___ Data shown

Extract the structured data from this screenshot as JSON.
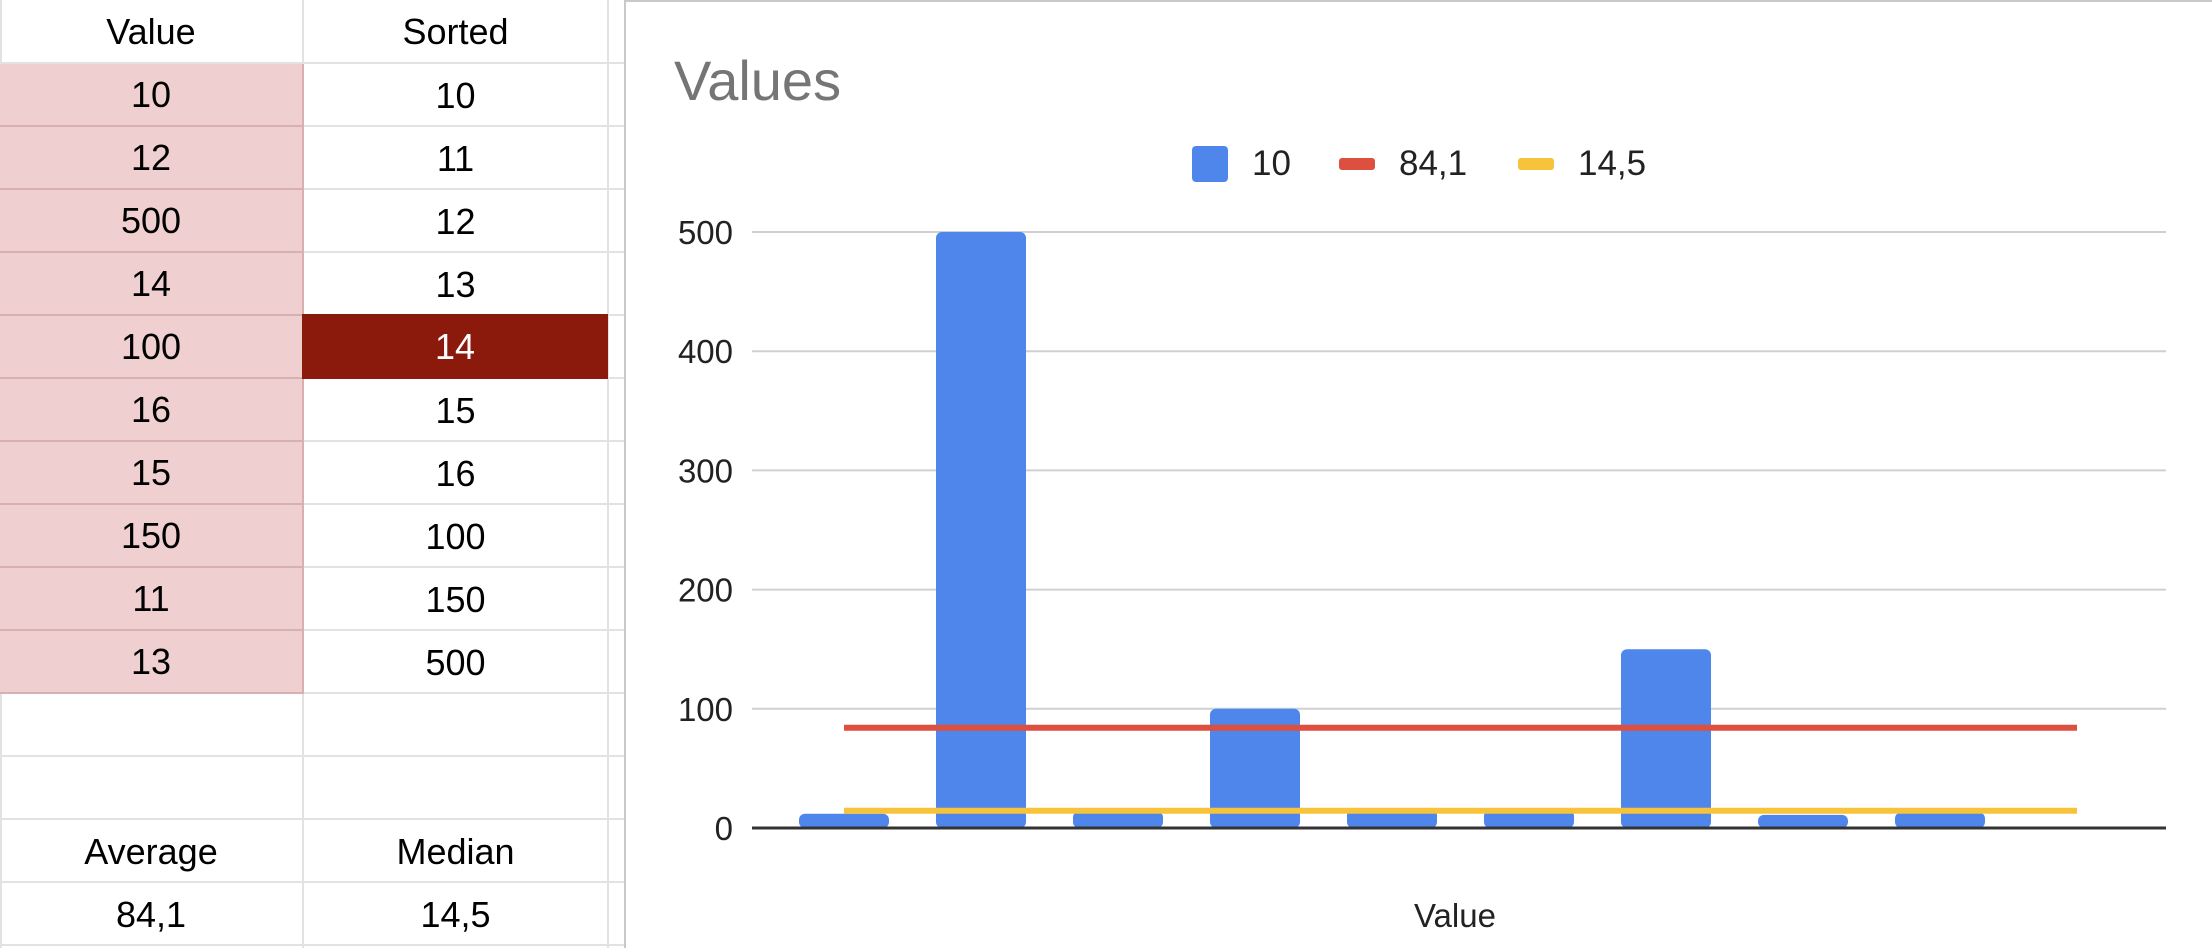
{
  "sheet": {
    "headers": [
      "Value",
      "Sorted"
    ],
    "values": [
      "10",
      "12",
      "500",
      "14",
      "100",
      "16",
      "15",
      "150",
      "11",
      "13"
    ],
    "sorted": [
      "10",
      "11",
      "12",
      "13",
      "14",
      "15",
      "16",
      "100",
      "150",
      "500"
    ],
    "selected_cell": "14",
    "stats_headers": [
      "Average",
      "Median"
    ],
    "stats_values": [
      "84,1",
      "14,5"
    ]
  },
  "colors": {
    "bar": "#4f86ec",
    "average_line": "#dd4f3e",
    "median_line": "#f6c33a",
    "value_cell_bg": "#efcfcf",
    "selected_cell_bg": "#8b1a0c"
  },
  "chart_data": {
    "type": "bar",
    "title": "Values",
    "xlabel": "Value",
    "ylabel": "",
    "ylim": [
      0,
      500
    ],
    "yticks": [
      0,
      100,
      200,
      300,
      400,
      500
    ],
    "grid": true,
    "legend_position": "top",
    "categories": [
      "",
      "",
      "",
      "",
      "",
      "",
      "",
      "",
      ""
    ],
    "series": [
      {
        "name": "10",
        "type": "bar",
        "values": [
          12,
          500,
          14,
          100,
          16,
          15,
          150,
          11,
          13
        ]
      },
      {
        "name": "84,1",
        "type": "line",
        "value": 84.1
      },
      {
        "name": "14,5",
        "type": "line",
        "value": 14.5
      }
    ]
  }
}
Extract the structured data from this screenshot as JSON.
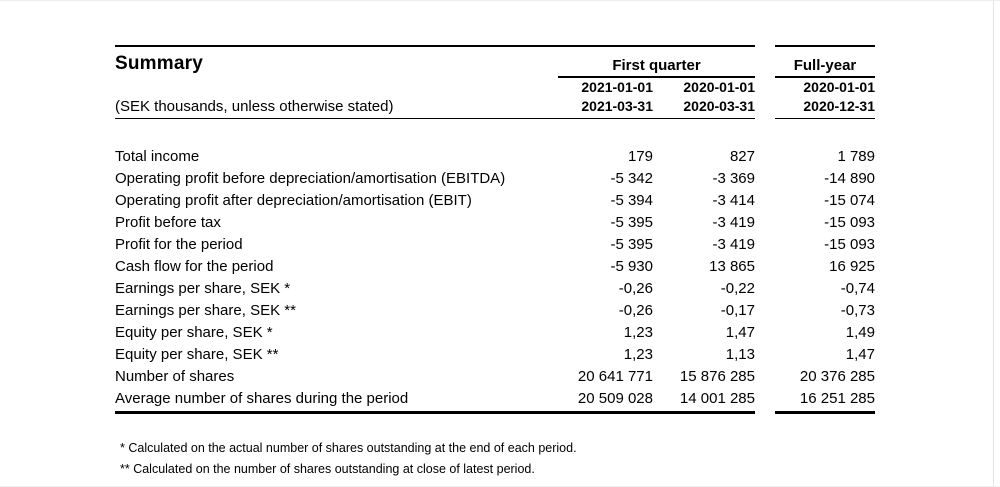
{
  "report": {
    "title": "Summary",
    "unit_note": "(SEK thousands, unless otherwise stated)",
    "groups": {
      "first_quarter": "First quarter",
      "full_year": "Full-year"
    },
    "periods": [
      {
        "start": "2021-01-01",
        "end": "2021-03-31"
      },
      {
        "start": "2020-01-01",
        "end": "2020-03-31"
      },
      {
        "start": "2020-01-01",
        "end": "2020-12-31"
      }
    ],
    "rows": [
      {
        "label": "Total income",
        "values": [
          "179",
          "827",
          "1 789"
        ]
      },
      {
        "label": "Operating profit before depreciation/amortisation (EBITDA)",
        "values": [
          "-5 342",
          "-3 369",
          "-14 890"
        ]
      },
      {
        "label": "Operating profit after depreciation/amortisation (EBIT)",
        "values": [
          "-5 394",
          "-3 414",
          "-15 074"
        ]
      },
      {
        "label": "Profit before tax",
        "values": [
          "-5 395",
          "-3 419",
          "-15 093"
        ]
      },
      {
        "label": "Profit for the period",
        "values": [
          "-5 395",
          "-3 419",
          "-15 093"
        ]
      },
      {
        "label": "Cash flow for the period",
        "values": [
          "-5 930",
          "13 865",
          "16 925"
        ]
      },
      {
        "label": "Earnings per share, SEK *",
        "values": [
          "-0,26",
          "-0,22",
          "-0,74"
        ]
      },
      {
        "label": "Earnings per share, SEK **",
        "values": [
          "-0,26",
          "-0,17",
          "-0,73"
        ]
      },
      {
        "label": "Equity per share, SEK *",
        "values": [
          "1,23",
          "1,47",
          "1,49"
        ]
      },
      {
        "label": "Equity per share, SEK **",
        "values": [
          "1,23",
          "1,13",
          "1,47"
        ]
      },
      {
        "label": "Number of shares",
        "values": [
          "20 641 771",
          "15 876 285",
          "20 376 285"
        ]
      },
      {
        "label": "Average number of shares during the period",
        "values": [
          "20 509 028",
          "14 001 285",
          "16 251 285"
        ]
      }
    ],
    "footnotes": [
      "* Calculated on the actual number of shares outstanding at the end of each period.",
      "** Calculated on the number of shares outstanding at close of latest period."
    ]
  }
}
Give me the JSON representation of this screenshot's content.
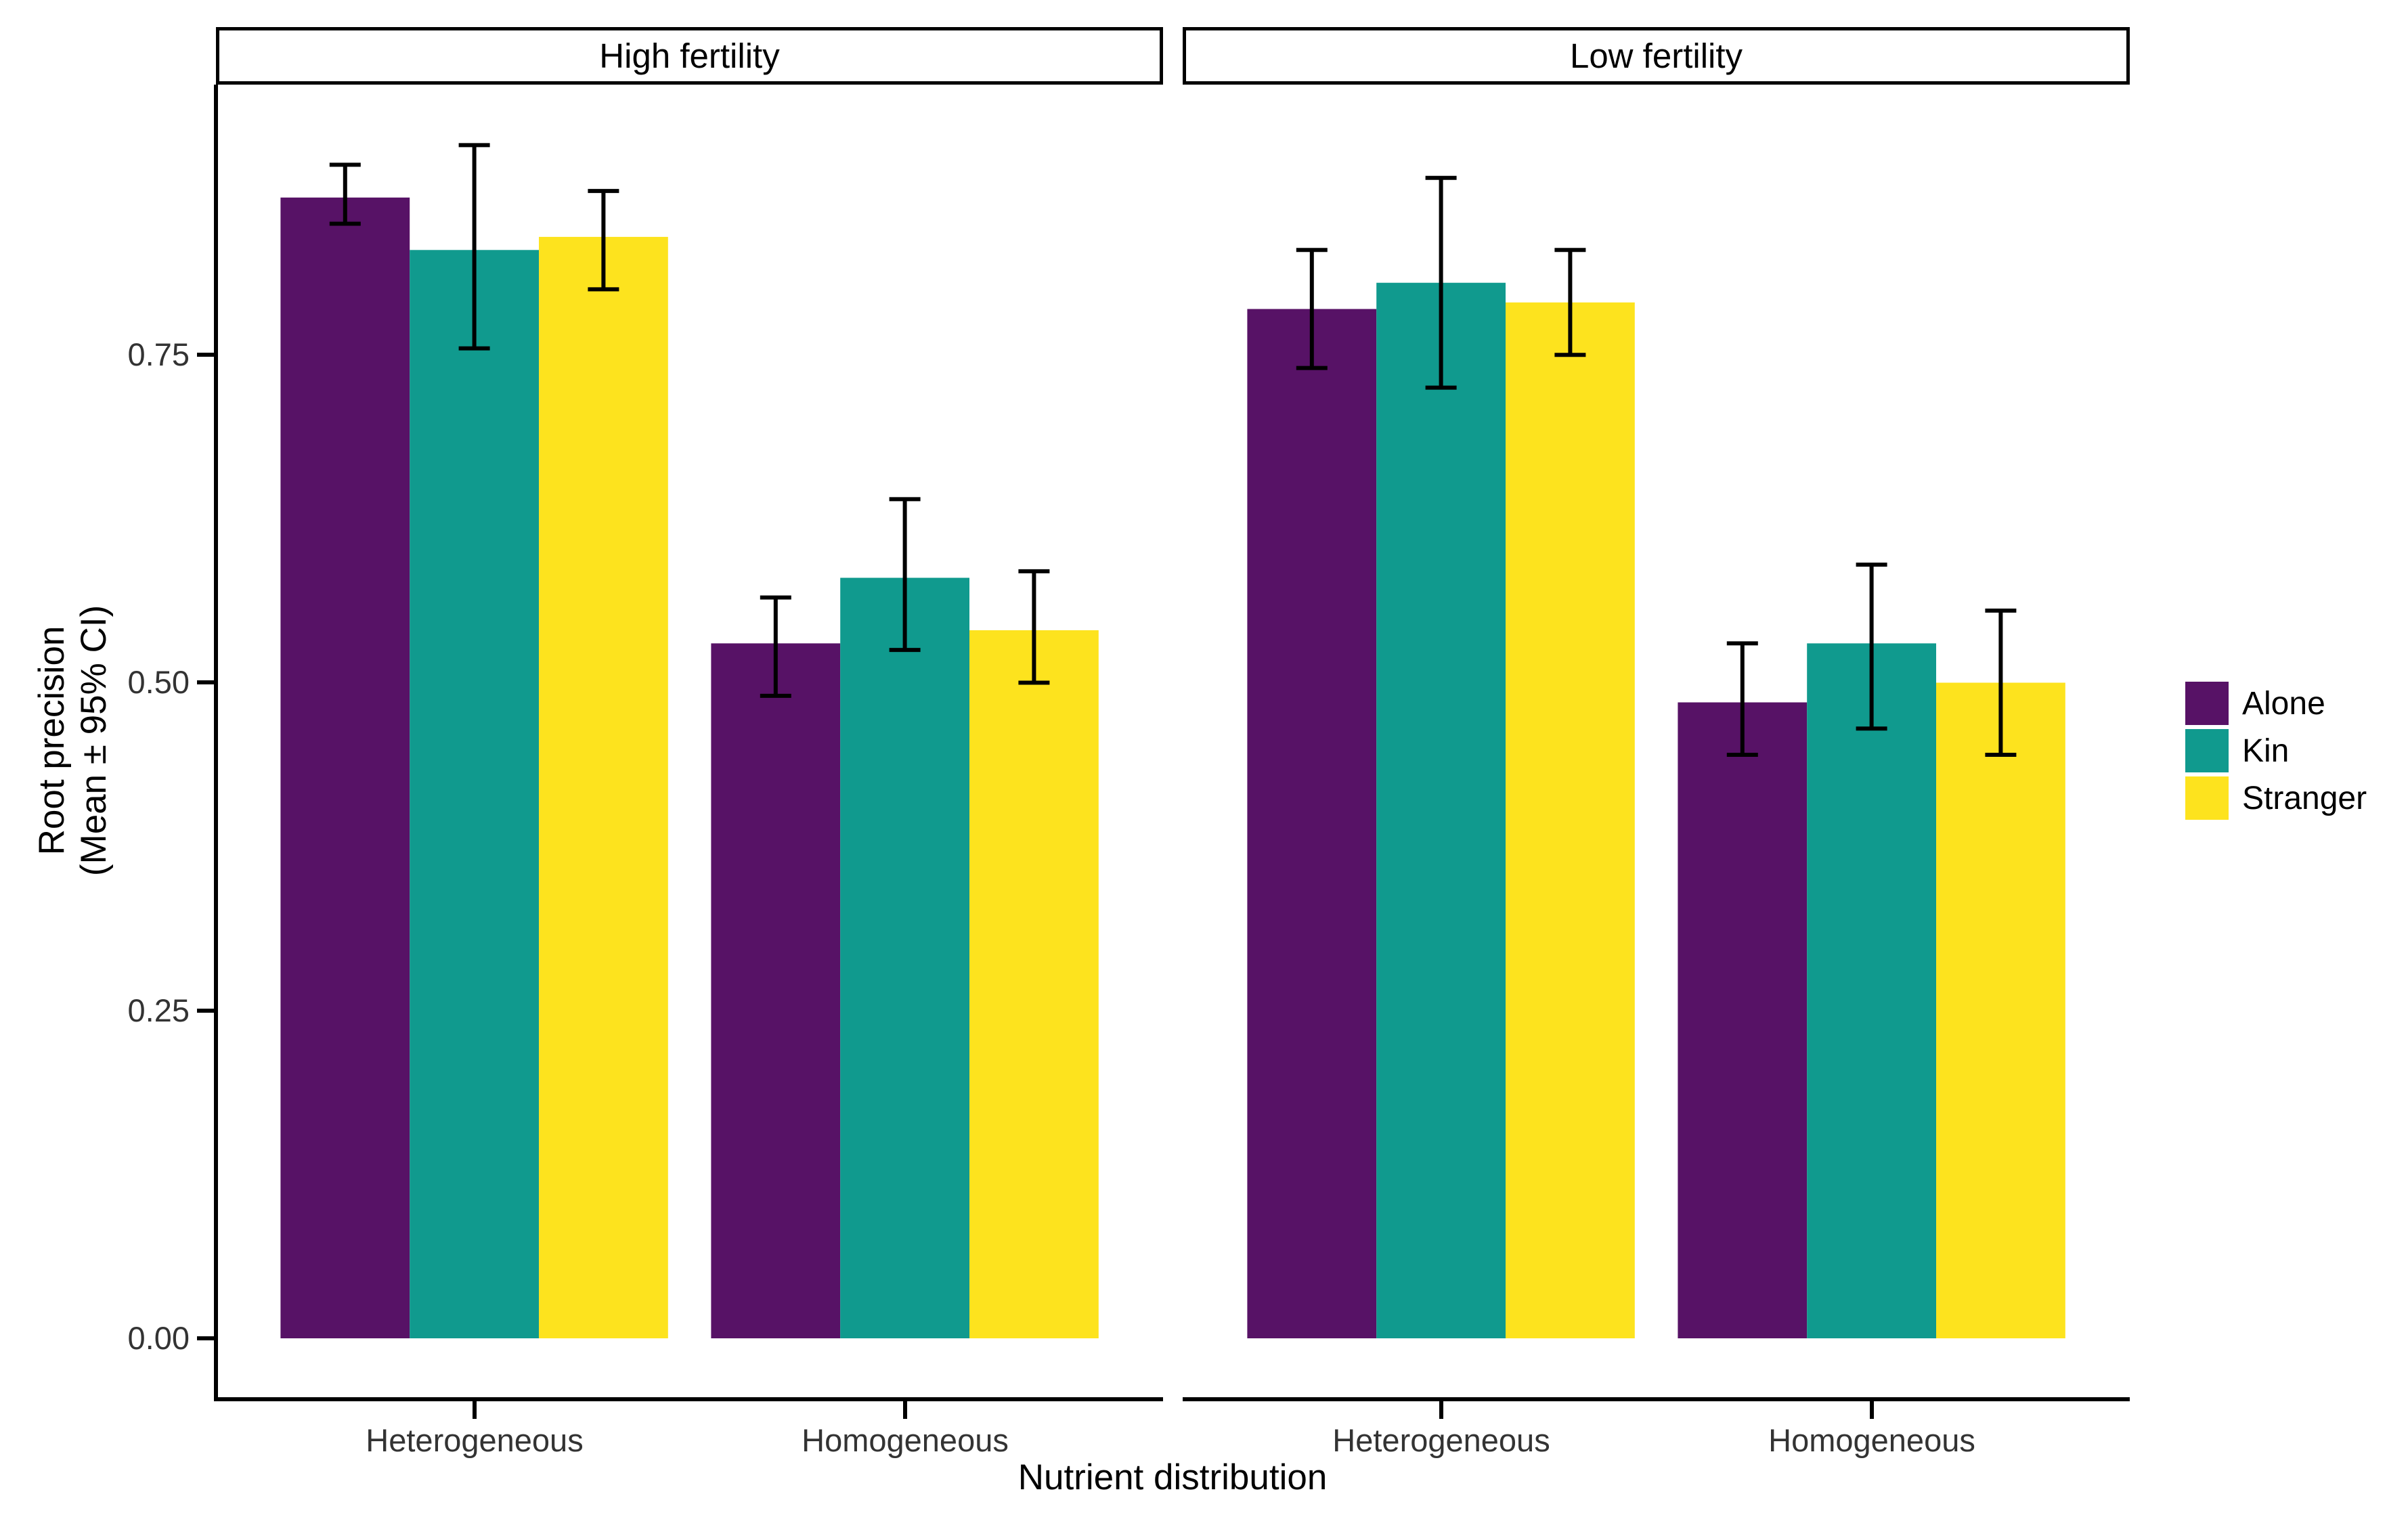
{
  "chart_data": {
    "type": "bar",
    "title": "",
    "xlabel": "Nutrient distribution",
    "ylabel": "Root precision (Mean ± 95% CI)",
    "ylabel_line1": "Root precision",
    "ylabel_line2": "(Mean ± 95% CI)",
    "y_ticks": [
      "0.00",
      "0.25",
      "0.50",
      "0.75"
    ],
    "y_tick_values": [
      0,
      0.25,
      0.5,
      0.75
    ],
    "ylim": [
      -0.045,
      0.956
    ],
    "grid": false,
    "legend_position": "right",
    "error_bars": "95% CI",
    "series": [
      {
        "name": "Alone",
        "color": "#571266"
      },
      {
        "name": "Kin",
        "color": "#109a8e"
      },
      {
        "name": "Stranger",
        "color": "#fde31e"
      }
    ],
    "facets": [
      {
        "label": "High fertility",
        "groups": [
          {
            "category": "Heterogeneous",
            "bars": [
              {
                "series": "Alone",
                "mean": 0.87,
                "ci_low": 0.85,
                "ci_high": 0.895
              },
              {
                "series": "Kin",
                "mean": 0.83,
                "ci_low": 0.755,
                "ci_high": 0.91
              },
              {
                "series": "Stranger",
                "mean": 0.84,
                "ci_low": 0.8,
                "ci_high": 0.875
              }
            ]
          },
          {
            "category": "Homogeneous",
            "bars": [
              {
                "series": "Alone",
                "mean": 0.53,
                "ci_low": 0.49,
                "ci_high": 0.565
              },
              {
                "series": "Kin",
                "mean": 0.58,
                "ci_low": 0.525,
                "ci_high": 0.64
              },
              {
                "series": "Stranger",
                "mean": 0.54,
                "ci_low": 0.5,
                "ci_high": 0.585
              }
            ]
          }
        ]
      },
      {
        "label": "Low fertility",
        "groups": [
          {
            "category": "Heterogeneous",
            "bars": [
              {
                "series": "Alone",
                "mean": 0.785,
                "ci_low": 0.74,
                "ci_high": 0.83
              },
              {
                "series": "Kin",
                "mean": 0.805,
                "ci_low": 0.725,
                "ci_high": 0.885
              },
              {
                "series": "Stranger",
                "mean": 0.79,
                "ci_low": 0.75,
                "ci_high": 0.83
              }
            ]
          },
          {
            "category": "Homogeneous",
            "bars": [
              {
                "series": "Alone",
                "mean": 0.485,
                "ci_low": 0.445,
                "ci_high": 0.53
              },
              {
                "series": "Kin",
                "mean": 0.53,
                "ci_low": 0.465,
                "ci_high": 0.59
              },
              {
                "series": "Stranger",
                "mean": 0.5,
                "ci_low": 0.445,
                "ci_high": 0.555
              }
            ]
          }
        ]
      }
    ]
  }
}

______

▸ **Stated exercise**
Would you return the data exactly as written, without the pictures?

▸ **Written solution**
Extract the structured data from this screenshot as JSON.
{
  "sheet": {
    "headers": [
      "Value",
      "Sorted"
    ],
    "values": [
      "10",
      "12",
      "500",
      "14",
      "100",
      "16",
      "15",
      "150",
      "11",
      "13"
    ],
    "sorted": [
      "10",
      "11",
      "12",
      "13",
      "14",
      "15",
      "16",
      "100",
      "150",
      "500"
    ],
    "selected_cell": "14",
    "stats_headers": [
      "Average",
      "Median"
    ],
    "stats_values": [
      "84,1",
      "14,5"
    ]
  },
  "colors": {
    "bar": "#4f86ec",
    "average_line": "#dd4f3e",
    "median_line": "#f6c33a",
    "value_cell_bg": "#efcfcf",
    "selected_cell_bg": "#8b1a0c"
  },
  "chart_data": {
    "type": "bar",
    "title": "Values",
    "xlabel": "Value",
    "ylabel": "",
    "ylim": [
      0,
      500
    ],
    "yticks": [
      0,
      100,
      200,
      300,
      400,
      500
    ],
    "grid": true,
    "legend_position": "top",
    "categories": [
      "",
      "",
      "",
      "",
      "",
      "",
      "",
      "",
      ""
    ],
    "series": [
      {
        "name": "10",
        "type": "bar",
        "values": [
          12,
          500,
          14,
          100,
          16,
          15,
          150,
          11,
          13
        ]
      },
      {
        "name": "84,1",
        "type": "line",
        "value": 84.1
      },
      {
        "name": "14,5",
        "type": "line",
        "value": 14.5
      }
    ]
  }
}
Extract the structured data from this screenshot as JSON.
{
  "report": {
    "title": "Summary",
    "unit_note": "(SEK thousands, unless otherwise stated)",
    "groups": {
      "first_quarter": "First quarter",
      "full_year": "Full-year"
    },
    "periods": [
      {
        "start": "2021-01-01",
        "end": "2021-03-31"
      },
      {
        "start": "2020-01-01",
        "end": "2020-03-31"
      },
      {
        "start": "2020-01-01",
        "end": "2020-12-31"
      }
    ],
    "rows": [
      {
        "label": "Total income",
        "values": [
          "179",
          "827",
          "1 789"
        ]
      },
      {
        "label": "Operating profit before depreciation/amortisation (EBITDA)",
        "values": [
          "-5 342",
          "-3 369",
          "-14 890"
        ]
      },
      {
        "label": "Operating profit after depreciation/amortisation (EBIT)",
        "values": [
          "-5 394",
          "-3 414",
          "-15 074"
        ]
      },
      {
        "label": "Profit before tax",
        "values": [
          "-5 395",
          "-3 419",
          "-15 093"
        ]
      },
      {
        "label": "Profit for the period",
        "values": [
          "-5 395",
          "-3 419",
          "-15 093"
        ]
      },
      {
        "label": "Cash flow for the period",
        "values": [
          "-5 930",
          "13 865",
          "16 925"
        ]
      },
      {
        "label": "Earnings per share, SEK *",
        "values": [
          "-0,26",
          "-0,22",
          "-0,74"
        ]
      },
      {
        "label": "Earnings per share, SEK **",
        "values": [
          "-0,26",
          "-0,17",
          "-0,73"
        ]
      },
      {
        "label": "Equity per share, SEK *",
        "values": [
          "1,23",
          "1,47",
          "1,49"
        ]
      },
      {
        "label": "Equity per share, SEK **",
        "values": [
          "1,23",
          "1,13",
          "1,47"
        ]
      },
      {
        "label": "Number of shares",
        "values": [
          "20 641 771",
          "15 876 285",
          "20 376 285"
        ]
      },
      {
        "label": "Average number of shares during the period",
        "values": [
          "20 509 028",
          "14 001 285",
          "16 251 285"
        ]
      }
    ],
    "footnotes": [
      "* Calculated on the actual number of shares outstanding at the end of each period.",
      "** Calculated on the number of shares outstanding at close of latest period."
    ]
  }
}
Give me the JSON representation of this screenshot's content.
{
  "chart_data": {
    "type": "bar",
    "title": "",
    "xlabel": "Nutrient distribution",
    "ylabel": "Root precision (Mean ± 95% CI)",
    "ylabel_line1": "Root precision",
    "ylabel_line2": "(Mean ± 95% CI)",
    "y_ticks": [
      "0.00",
      "0.25",
      "0.50",
      "0.75"
    ],
    "y_tick_values": [
      0,
      0.25,
      0.5,
      0.75
    ],
    "ylim": [
      -0.045,
      0.956
    ],
    "grid": false,
    "legend_position": "right",
    "error_bars": "95% CI",
    "series": [
      {
        "name": "Alone",
        "color": "#571266"
      },
      {
        "name": "Kin",
        "color": "#109a8e"
      },
      {
        "name": "Stranger",
        "color": "#fde31e"
      }
    ],
    "facets": [
      {
        "label": "High fertility",
        "groups": [
          {
            "category": "Heterogeneous",
            "bars": [
              {
                "series": "Alone",
                "mean": 0.87,
                "ci_low": 0.85,
                "ci_high": 0.895
              },
              {
                "series": "Kin",
                "mean": 0.83,
                "ci_low": 0.755,
                "ci_high": 0.91
              },
              {
                "series": "Stranger",
                "mean": 0.84,
                "ci_low": 0.8,
                "ci_high": 0.875
              }
            ]
          },
          {
            "category": "Homogeneous",
            "bars": [
              {
                "series": "Alone",
                "mean": 0.53,
                "ci_low": 0.49,
                "ci_high": 0.565
              },
              {
                "series": "Kin",
                "mean": 0.58,
                "ci_low": 0.525,
                "ci_high": 0.64
              },
              {
                "series": "Stranger",
                "mean": 0.54,
                "ci_low": 0.5,
                "ci_high": 0.585
              }
            ]
          }
        ]
      },
      {
        "label": "Low fertility",
        "groups": [
          {
            "category": "Heterogeneous",
            "bars": [
              {
                "series": "Alone",
                "mean": 0.785,
                "ci_low": 0.74,
                "ci_high": 0.83
              },
              {
                "series": "Kin",
                "mean": 0.805,
                "ci_low": 0.725,
                "ci_high": 0.885
              },
              {
                "series": "Stranger",
                "mean": 0.79,
                "ci_low": 0.75,
                "ci_high": 0.83
              }
            ]
          },
          {
            "category": "Homogeneous",
            "bars": [
              {
                "series": "Alone",
                "mean": 0.485,
                "ci_low": 0.445,
                "ci_high": 0.53
              },
              {
                "series": "Kin",
                "mean": 0.53,
                "ci_low": 0.465,
                "ci_high": 0.59
              },
              {
                "series": "Stranger",
                "mean": 0.5,
                "ci_low": 0.445,
                "ci_high": 0.555
              }
            ]
          }
        ]
      }
    ]
  }
}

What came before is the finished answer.